**What to do**
a: According to the modularity post, why isn't simple_download enough, so that a chunked download is needed?
b: Carry on the modularity post from the point where its text stops.
==== Source document
Modularity Madness
25 May 2020As mentioned in an earlier blog, I’ve recently been working on a new project at work. It’s not often one gets to write something wholly from scratch.
In this case, I had just read the revised edition of The Pragmatic Programmer, so I had all sorts of ideas in my head about design and best practices.
So let’s talk about modularity.
Interfaces
The task at hand is downloading a file.
I defined the download interface as
def downloadfn(source: ByteReadable, target: Path):
...
We can define a type alias for this (which will come in handy later)
DownloadFn = Callable[[ByteReadable, Path], None]
ByteReadable
is a protocol (interface) I’m using for ‘something’ that can be open to return a ByteReader
, which is also a protocol for something which can be read, returning bytes.
In other words
class ByteReadable(Protocol):
def open(self) -> ByteReader:
...
class ByteReader(Protocol):
def read(self, size: int = -1) -> bytes:
...
As discussed in a previous blog, a protocol is an ‘implicit’ interface - anything which implements the protocol methods is considered to implement the protocol (so will pass type checking).
Files support the protocols ‘out of the box’, and BytesIO objects support the ByteReader
protocol. This is good for unit testing.
But what we’re really interesting in is a class which wraps a requests streaming response for the remote file.
Something like (but not exactly)
class RemoteFile:
def open(self) -> DownloadStream:
resp = requests.get(url, stream=True)
return DownloadStream(resp)
class DownloadStream:
def read(self, size: int = -1) -> bytes:
return self.stream.read(size)
Basic Download
So, with our interface defined, the most basic implementation is just this
def simple_download(source: ByteReadable, target: Path):
with source.open() as f:
target.write_bytes(f.read())
Chunked Download
The above is all well and good, but if it’s a large file we’re downloading, that’s going to hold a lot of data in RAM.
========
==== Records
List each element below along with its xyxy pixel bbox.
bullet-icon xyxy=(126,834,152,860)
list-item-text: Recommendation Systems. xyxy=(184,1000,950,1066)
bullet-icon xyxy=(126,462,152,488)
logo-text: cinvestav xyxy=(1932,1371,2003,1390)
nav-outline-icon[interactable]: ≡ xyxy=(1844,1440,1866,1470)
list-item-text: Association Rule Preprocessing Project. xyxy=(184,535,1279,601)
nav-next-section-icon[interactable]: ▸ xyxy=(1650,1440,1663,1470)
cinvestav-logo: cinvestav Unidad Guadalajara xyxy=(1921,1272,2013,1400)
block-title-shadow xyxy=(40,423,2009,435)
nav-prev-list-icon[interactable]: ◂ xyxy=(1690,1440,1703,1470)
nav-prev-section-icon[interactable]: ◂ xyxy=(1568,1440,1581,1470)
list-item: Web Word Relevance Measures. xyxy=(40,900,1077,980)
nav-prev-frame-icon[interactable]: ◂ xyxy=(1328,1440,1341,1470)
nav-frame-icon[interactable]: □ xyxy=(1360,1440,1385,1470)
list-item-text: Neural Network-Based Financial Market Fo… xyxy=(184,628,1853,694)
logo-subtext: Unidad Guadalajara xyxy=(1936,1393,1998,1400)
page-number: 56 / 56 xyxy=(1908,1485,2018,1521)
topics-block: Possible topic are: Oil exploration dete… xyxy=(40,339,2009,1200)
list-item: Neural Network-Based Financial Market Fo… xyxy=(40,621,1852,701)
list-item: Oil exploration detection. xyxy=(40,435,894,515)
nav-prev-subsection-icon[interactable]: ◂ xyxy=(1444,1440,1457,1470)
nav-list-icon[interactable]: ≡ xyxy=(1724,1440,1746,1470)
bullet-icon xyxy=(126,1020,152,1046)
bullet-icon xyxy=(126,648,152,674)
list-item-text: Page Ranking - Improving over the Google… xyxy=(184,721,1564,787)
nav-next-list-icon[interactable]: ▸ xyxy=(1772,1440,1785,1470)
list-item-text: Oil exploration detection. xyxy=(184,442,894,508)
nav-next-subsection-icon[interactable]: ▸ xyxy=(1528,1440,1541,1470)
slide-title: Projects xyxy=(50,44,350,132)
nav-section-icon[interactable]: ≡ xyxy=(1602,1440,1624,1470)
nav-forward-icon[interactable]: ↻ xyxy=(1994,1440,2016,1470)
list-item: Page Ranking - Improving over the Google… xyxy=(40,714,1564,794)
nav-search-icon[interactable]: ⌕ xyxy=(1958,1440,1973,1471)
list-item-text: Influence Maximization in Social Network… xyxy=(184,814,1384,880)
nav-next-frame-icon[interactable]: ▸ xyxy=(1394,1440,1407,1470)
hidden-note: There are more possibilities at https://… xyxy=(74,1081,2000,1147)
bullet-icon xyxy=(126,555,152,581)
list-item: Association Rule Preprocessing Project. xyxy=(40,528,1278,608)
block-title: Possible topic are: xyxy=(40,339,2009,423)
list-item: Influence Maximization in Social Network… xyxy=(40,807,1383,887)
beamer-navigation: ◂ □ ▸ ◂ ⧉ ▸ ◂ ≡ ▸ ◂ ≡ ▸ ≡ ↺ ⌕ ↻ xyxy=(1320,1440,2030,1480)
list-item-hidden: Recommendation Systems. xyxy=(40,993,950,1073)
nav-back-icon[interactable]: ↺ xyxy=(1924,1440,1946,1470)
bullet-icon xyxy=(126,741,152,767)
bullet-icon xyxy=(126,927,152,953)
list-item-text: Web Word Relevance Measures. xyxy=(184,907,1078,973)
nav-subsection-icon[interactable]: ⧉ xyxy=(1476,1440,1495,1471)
========
**Answers to the problems**
a: simple_download reads the entire source with a single f.read() and writes it to the target all at once. For a large file, that holds a lot of data in RAM.

b:
So instead, we can download in chunks
def chunked_download(source: ByteReadable, target: Path):
chunk_size = 4 << 20 # 4MiB
with source.open() as fin:
with target.open('wb') as fout:
for chunk in iter(lambda: fin.read(chunk_size), b''):
fout.write(chunk)
But suppose we want to make the ‘chunk size’ configurable - suppose we let users pass a chunk size via a cli flag or whatever.
We can do
def chunked_download(source: ByteReadable, target: Path, *, chunk_size: int = 4<<20):
with source.open() as fin:
with target.open('wb') as fout:
for chunk in iter(lambda: fin.read(chunk_size), b''):
fout.write(chunk)
But now the function signature no longer matches the interface.
Actually, there’s an easy fix for this
from functools import partial
download: DownloadFn = partial(chunked_download, chunk_size=args.chunk_size)
We’ve explicitly declares the type as DownloadFn
because mypy can’t infer it for partial
Another option would be to use a wrapper function, but the end result is basically the same
Rollback on Error
Suppose the download fails - maybe the internet connection drops. In that case, we want to remove the partially downloaded file before raising the error.
For this, we can create a wrapper function
def rollback(downloadfn: DownloadFn) -> DownloadFn:
def wrapped(source: ByteReadable, target: Path):
try:
downloadfn(source, target)
except Exception:
if target.exists():
target.unlink()
raise
return wrapped
(for simplicity, I’m ignoring the case where target already exists)
The point here, is that the wrapper could be applied to simple_download
or chunked_download
or any other function which implements the interface.
We could even use the wrapper as a decorator
@rollback
def download(...): ...
But that way, we can’t apply the rollback dynamically (we’ll come back to that later).
Checksum Verification
At this point we,re going to slightly ‘break’ the interface.
See, in my use case, the object I’m passing to the download functions isn’t ‘only’ ByteReadable
. It contains metadata about the source file, like size. And in particular, we have a sha1 checksum for the file.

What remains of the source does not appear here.